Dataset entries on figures
******

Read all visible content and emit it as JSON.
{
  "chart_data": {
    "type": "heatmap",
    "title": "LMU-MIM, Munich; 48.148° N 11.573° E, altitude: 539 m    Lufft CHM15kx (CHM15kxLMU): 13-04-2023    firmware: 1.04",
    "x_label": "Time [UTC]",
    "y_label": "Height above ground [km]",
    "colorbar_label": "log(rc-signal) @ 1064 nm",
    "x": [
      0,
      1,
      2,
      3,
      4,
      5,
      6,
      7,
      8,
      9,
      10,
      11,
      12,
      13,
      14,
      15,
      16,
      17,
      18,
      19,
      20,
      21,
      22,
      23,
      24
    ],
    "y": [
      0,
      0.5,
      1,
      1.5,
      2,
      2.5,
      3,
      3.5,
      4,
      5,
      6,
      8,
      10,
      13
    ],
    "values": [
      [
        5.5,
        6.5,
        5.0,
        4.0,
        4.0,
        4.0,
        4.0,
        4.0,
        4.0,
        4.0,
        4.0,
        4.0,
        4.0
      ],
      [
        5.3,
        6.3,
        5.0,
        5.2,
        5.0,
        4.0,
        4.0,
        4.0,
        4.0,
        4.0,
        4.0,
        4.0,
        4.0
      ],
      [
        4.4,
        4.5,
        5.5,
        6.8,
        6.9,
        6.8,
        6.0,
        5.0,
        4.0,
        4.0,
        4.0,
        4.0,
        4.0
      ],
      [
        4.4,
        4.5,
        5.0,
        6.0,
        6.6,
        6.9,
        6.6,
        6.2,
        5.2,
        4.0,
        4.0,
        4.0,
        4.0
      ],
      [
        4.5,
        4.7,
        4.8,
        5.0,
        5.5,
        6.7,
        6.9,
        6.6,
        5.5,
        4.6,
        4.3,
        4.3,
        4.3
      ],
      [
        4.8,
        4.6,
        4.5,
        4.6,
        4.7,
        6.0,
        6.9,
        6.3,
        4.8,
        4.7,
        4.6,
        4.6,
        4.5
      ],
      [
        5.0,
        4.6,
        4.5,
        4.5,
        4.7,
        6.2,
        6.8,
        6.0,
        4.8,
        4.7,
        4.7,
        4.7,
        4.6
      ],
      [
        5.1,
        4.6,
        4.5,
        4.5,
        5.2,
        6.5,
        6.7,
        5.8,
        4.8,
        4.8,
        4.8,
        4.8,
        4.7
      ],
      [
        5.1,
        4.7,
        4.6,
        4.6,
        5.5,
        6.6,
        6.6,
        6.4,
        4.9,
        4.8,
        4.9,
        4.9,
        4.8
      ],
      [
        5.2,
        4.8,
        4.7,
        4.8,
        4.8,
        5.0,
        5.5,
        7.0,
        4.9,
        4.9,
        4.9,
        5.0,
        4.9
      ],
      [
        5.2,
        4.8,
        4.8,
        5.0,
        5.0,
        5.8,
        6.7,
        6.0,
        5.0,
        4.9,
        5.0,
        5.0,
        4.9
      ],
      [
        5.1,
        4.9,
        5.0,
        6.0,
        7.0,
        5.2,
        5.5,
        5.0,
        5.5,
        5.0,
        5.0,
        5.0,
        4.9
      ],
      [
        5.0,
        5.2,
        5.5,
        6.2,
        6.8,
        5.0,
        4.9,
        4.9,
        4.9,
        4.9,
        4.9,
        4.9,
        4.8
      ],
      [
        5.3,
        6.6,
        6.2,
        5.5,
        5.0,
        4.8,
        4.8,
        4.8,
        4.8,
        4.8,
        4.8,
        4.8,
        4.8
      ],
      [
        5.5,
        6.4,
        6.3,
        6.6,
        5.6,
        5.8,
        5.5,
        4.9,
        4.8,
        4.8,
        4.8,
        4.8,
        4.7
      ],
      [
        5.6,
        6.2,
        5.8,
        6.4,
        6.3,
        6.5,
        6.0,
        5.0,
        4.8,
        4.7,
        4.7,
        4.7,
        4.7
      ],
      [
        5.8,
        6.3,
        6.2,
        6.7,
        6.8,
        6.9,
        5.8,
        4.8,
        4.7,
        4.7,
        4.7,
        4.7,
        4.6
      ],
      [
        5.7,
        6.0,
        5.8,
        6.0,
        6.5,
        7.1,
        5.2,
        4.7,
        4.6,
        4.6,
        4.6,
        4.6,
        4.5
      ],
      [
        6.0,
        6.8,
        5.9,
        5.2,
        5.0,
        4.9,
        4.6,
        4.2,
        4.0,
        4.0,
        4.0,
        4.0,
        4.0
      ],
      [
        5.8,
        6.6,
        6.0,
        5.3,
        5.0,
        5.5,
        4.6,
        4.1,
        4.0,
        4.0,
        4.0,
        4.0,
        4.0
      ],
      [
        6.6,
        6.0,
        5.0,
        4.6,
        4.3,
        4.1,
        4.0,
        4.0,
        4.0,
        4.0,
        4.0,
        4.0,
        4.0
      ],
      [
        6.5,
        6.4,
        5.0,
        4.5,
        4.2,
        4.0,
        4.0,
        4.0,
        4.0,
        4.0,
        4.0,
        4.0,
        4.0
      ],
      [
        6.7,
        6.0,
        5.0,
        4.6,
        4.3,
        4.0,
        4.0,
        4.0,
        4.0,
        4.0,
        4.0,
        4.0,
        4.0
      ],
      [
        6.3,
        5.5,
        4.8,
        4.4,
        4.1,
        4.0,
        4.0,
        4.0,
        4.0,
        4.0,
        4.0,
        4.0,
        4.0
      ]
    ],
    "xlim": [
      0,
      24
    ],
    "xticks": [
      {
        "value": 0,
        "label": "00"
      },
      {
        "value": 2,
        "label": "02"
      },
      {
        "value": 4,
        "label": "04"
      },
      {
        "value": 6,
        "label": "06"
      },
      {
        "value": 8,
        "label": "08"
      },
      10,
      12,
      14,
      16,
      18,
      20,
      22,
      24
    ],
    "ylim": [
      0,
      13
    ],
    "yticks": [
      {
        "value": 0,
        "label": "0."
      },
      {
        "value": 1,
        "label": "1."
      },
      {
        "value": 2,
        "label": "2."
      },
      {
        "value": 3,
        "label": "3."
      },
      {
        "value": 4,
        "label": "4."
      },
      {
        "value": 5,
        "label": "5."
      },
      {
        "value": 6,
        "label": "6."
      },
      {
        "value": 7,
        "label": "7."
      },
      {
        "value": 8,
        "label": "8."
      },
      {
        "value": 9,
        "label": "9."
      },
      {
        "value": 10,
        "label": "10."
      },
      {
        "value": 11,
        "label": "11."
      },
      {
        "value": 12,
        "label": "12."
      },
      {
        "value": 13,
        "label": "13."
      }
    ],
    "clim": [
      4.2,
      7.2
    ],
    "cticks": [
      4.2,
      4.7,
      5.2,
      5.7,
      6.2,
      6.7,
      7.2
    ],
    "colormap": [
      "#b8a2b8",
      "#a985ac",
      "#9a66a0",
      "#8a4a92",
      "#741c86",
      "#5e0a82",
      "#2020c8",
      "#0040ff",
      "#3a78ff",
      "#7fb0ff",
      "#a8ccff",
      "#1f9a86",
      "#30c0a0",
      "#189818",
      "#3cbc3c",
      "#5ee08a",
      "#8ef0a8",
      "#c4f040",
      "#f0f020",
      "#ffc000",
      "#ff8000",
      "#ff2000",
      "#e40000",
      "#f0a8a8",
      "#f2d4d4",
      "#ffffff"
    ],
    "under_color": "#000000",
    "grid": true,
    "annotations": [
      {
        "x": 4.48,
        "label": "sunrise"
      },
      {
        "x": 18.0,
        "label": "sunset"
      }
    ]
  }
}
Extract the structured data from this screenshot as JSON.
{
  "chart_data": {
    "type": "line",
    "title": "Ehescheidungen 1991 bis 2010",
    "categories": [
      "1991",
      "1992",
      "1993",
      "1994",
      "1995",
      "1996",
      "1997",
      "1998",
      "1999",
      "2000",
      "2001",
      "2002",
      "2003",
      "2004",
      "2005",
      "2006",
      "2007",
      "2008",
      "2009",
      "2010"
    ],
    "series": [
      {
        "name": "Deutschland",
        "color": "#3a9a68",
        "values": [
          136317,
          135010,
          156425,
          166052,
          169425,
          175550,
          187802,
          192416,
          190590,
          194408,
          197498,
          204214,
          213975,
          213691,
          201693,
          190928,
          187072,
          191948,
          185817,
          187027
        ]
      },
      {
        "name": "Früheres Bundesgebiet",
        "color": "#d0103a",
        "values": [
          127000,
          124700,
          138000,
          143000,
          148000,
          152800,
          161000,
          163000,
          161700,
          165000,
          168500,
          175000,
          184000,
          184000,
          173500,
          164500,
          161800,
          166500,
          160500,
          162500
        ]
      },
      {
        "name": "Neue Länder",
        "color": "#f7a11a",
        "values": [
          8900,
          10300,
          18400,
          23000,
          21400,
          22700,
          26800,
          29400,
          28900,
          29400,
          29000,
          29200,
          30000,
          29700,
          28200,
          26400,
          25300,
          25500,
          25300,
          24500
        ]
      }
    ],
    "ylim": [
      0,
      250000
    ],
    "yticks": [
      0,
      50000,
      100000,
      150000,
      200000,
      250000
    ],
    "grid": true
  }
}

******

-- The task --
Print exactly the lines above, starting at the line that contains "Extract the structured" and ending with the last line of the records, both included.

-- Result of this exercise --
Extract the structured data from this screenshot as JSON.
{
  "chart_data": {
    "type": "line",
    "title": "Ehescheidungen 1991 bis 2010",
    "categories": [
      "1991",
      "1992",
      "1993",
      "1994",
      "1995",
      "1996",
      "1997",
      "1998",
      "1999",
      "2000",
      "2001",
      "2002",
      "2003",
      "2004",
      "2005",
      "2006",
      "2007",
      "2008",
      "2009",
      "2010"
    ],
    "series": [
      {
        "name": "Deutschland",
        "color": "#3a9a68",
        "values": [
          136317,
          135010,
          156425,
          166052,
          169425,
          175550,
          187802,
          192416,
          190590,
          194408,
          197498,
          204214,
          213975,
          213691,
          201693,
          190928,
          187072,
          191948,
          185817,
          187027
        ]
      },
      {
        "name": "Früheres Bundesgebiet",
        "color": "#d0103a",
        "values": [
          127000,
          124700,
          138000,
          143000,
          148000,
          152800,
          161000,
          163000,
          161700,
          165000,
          168500,
          175000,
          184000,
          184000,
          173500,
          164500,
          161800,
          166500,
          160500,
          162500
        ]
      },
      {
        "name": "Neue Länder",
        "color": "#f7a11a",
        "values": [
          8900,
          10300,
          18400,
          23000,
          21400,
          22700,
          26800,
          29400,
          28900,
          29400,
          29000,
          29200,
          30000,
          29700,
          28200,
          26400,
          25300,
          25500,
          25300,
          24500
        ]
      }
    ],
    "ylim": [
      0,
      250000
    ],
    "yticks": [
      0,
      50000,
      100000,
      150000,
      200000,
      250000
    ],
    "grid": true
  }
}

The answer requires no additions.